Given task — Find the word "Source" in the material below and gather every line that contains it.

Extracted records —

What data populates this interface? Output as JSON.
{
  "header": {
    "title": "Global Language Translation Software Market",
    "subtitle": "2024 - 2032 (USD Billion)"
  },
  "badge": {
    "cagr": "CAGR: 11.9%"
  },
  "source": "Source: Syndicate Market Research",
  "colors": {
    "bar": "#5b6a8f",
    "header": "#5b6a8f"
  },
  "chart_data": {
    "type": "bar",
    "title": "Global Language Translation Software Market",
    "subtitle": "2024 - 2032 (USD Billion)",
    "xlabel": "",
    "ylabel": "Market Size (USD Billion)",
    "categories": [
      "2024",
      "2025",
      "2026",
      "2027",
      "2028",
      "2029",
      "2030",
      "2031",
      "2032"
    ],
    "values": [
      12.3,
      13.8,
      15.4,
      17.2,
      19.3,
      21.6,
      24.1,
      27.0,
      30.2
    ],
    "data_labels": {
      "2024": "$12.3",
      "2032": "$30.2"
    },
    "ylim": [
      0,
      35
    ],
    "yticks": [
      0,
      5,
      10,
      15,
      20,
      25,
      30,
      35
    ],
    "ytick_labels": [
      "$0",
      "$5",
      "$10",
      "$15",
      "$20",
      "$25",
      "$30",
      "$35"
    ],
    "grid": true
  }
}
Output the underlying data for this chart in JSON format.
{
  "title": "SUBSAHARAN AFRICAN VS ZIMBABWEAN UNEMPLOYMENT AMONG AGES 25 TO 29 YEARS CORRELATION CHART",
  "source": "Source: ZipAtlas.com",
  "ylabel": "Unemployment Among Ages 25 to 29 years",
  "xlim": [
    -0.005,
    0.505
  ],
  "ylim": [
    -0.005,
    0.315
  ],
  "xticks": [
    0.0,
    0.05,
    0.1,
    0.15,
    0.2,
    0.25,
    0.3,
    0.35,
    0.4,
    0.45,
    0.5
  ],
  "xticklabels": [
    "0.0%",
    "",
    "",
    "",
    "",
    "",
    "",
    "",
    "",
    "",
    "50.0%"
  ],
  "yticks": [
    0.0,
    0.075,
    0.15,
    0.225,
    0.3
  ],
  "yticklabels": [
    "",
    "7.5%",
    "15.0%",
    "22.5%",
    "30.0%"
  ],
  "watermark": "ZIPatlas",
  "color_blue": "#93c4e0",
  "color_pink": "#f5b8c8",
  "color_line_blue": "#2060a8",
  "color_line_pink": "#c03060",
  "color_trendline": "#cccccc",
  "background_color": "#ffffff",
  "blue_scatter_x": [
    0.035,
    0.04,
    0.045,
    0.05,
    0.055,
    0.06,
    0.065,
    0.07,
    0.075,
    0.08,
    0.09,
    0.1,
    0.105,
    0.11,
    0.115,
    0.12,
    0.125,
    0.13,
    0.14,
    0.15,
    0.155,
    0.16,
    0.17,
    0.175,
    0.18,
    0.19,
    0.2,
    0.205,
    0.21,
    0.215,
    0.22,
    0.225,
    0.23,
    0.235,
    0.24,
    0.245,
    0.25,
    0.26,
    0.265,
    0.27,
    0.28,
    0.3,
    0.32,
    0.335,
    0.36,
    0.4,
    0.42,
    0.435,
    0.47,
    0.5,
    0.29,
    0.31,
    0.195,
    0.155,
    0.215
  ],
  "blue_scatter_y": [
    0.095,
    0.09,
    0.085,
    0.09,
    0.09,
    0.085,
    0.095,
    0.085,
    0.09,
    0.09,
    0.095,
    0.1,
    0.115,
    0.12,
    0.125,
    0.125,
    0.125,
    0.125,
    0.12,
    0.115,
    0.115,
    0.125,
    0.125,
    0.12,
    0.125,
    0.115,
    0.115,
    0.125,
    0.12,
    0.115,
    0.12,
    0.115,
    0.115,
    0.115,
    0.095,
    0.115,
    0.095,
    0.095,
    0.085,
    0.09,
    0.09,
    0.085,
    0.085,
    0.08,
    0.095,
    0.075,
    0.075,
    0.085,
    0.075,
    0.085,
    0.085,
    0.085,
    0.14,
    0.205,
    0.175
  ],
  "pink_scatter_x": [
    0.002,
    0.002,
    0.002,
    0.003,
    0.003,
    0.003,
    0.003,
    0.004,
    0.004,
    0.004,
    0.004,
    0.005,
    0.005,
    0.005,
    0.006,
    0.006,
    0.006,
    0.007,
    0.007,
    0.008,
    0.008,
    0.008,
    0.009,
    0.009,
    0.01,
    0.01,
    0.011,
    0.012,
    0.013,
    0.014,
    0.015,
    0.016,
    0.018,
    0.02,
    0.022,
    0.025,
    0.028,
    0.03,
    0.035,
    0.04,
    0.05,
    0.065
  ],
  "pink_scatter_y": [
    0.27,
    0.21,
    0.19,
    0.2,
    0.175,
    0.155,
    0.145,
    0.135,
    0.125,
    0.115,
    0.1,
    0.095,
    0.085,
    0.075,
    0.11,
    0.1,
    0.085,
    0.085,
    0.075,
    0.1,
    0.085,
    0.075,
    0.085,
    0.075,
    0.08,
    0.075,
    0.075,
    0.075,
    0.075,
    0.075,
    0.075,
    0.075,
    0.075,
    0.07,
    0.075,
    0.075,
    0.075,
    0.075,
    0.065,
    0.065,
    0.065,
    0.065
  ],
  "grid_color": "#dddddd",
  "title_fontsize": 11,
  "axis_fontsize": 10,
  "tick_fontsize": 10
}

* * *

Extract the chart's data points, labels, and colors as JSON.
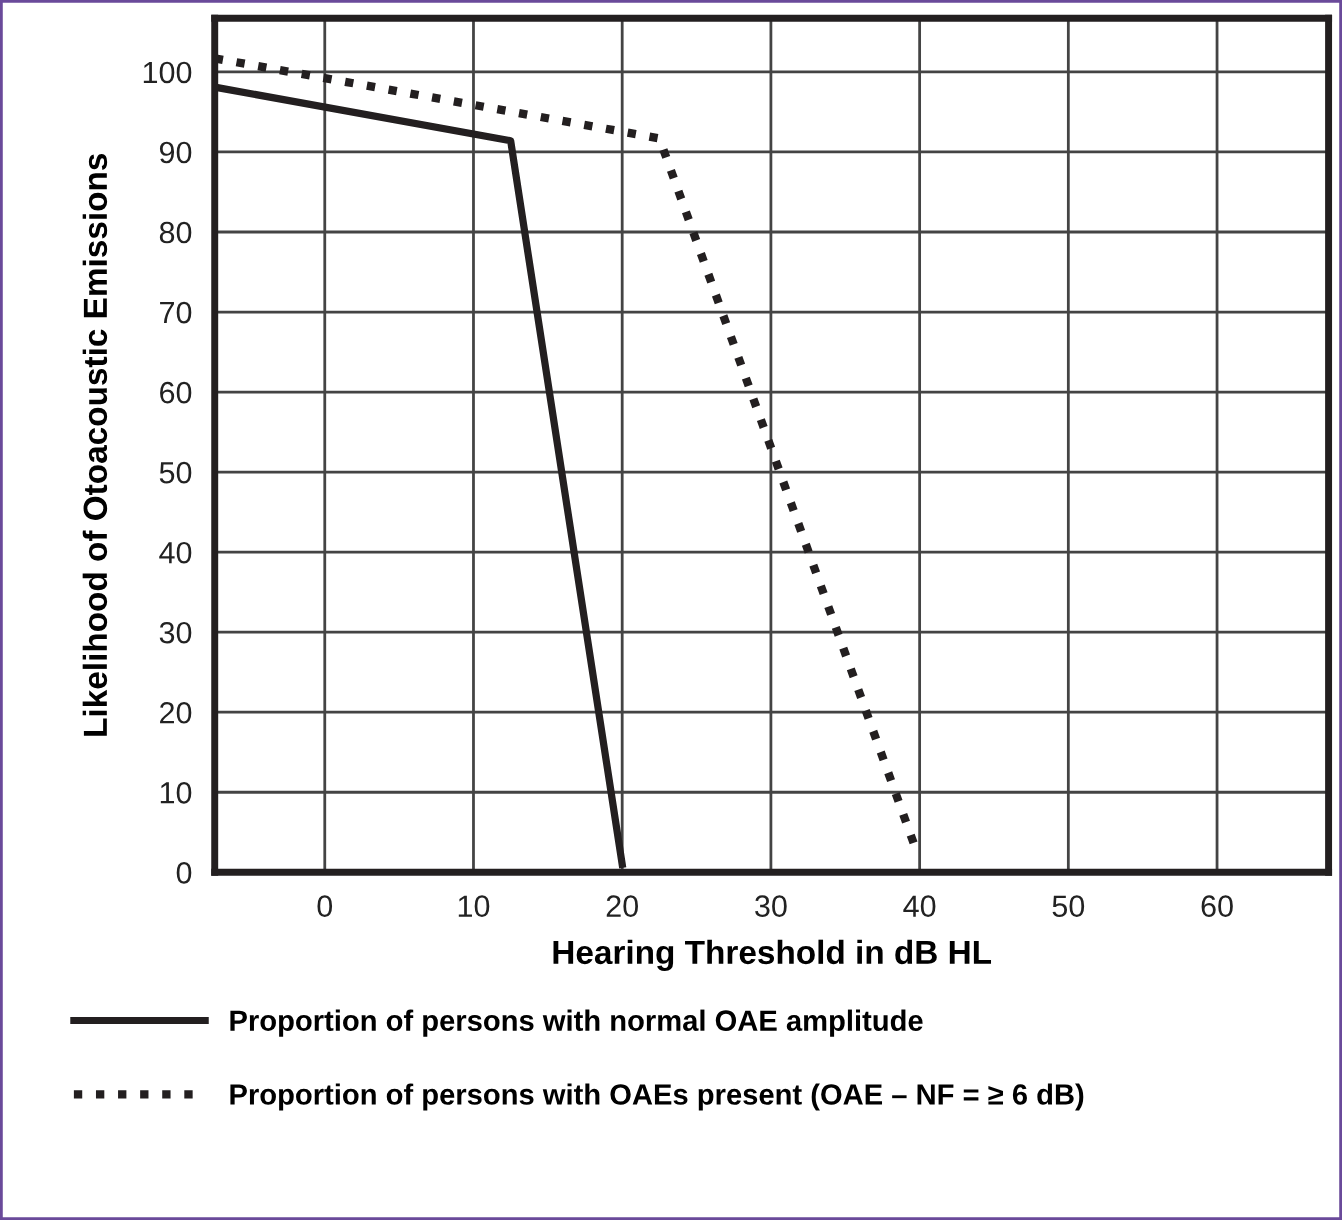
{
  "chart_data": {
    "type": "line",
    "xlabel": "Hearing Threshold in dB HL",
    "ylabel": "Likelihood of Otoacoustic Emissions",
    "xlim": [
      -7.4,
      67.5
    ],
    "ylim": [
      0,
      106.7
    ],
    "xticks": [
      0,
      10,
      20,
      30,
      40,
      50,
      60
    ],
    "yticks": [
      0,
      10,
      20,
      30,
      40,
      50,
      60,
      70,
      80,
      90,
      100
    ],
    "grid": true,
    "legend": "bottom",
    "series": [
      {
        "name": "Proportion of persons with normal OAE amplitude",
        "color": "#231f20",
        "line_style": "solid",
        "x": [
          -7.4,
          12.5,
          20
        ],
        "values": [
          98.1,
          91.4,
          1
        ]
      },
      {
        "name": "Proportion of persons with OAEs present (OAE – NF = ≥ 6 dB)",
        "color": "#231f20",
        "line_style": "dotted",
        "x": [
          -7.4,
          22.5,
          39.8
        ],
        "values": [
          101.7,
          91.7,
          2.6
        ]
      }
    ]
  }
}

==

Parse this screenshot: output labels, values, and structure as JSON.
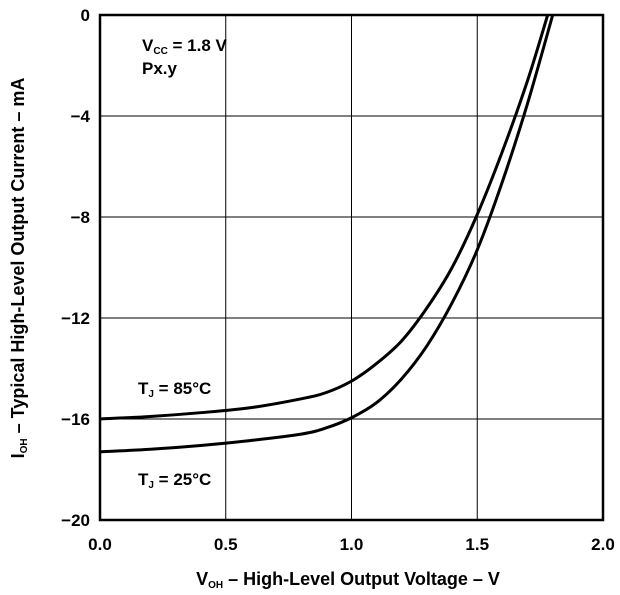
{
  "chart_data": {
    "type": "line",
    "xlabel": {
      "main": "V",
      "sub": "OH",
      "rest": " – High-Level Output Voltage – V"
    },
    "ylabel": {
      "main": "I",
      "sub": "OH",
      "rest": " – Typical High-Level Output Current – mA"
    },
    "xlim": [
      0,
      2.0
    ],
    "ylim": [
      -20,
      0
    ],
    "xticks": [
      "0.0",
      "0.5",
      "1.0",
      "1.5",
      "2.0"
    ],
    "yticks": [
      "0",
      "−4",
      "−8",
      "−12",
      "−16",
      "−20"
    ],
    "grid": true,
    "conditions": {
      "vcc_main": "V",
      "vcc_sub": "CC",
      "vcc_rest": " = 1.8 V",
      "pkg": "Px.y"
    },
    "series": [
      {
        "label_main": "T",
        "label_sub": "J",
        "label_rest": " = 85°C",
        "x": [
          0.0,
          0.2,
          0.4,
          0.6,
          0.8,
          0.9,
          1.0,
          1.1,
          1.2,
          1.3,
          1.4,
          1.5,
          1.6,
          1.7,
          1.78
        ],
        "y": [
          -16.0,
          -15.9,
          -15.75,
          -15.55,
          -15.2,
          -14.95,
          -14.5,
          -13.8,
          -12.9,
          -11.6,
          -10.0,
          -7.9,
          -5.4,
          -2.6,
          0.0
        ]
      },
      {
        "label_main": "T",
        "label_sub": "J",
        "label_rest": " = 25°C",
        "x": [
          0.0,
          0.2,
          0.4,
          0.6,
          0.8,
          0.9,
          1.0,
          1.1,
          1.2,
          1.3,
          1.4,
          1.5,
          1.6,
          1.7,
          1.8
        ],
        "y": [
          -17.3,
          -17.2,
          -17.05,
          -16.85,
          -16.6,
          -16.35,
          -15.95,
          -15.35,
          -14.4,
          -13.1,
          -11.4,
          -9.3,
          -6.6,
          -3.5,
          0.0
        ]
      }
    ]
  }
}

The response —
  "source": "Source: Syndicate Market Research",
  "source": "Source: ZipAtlas.com",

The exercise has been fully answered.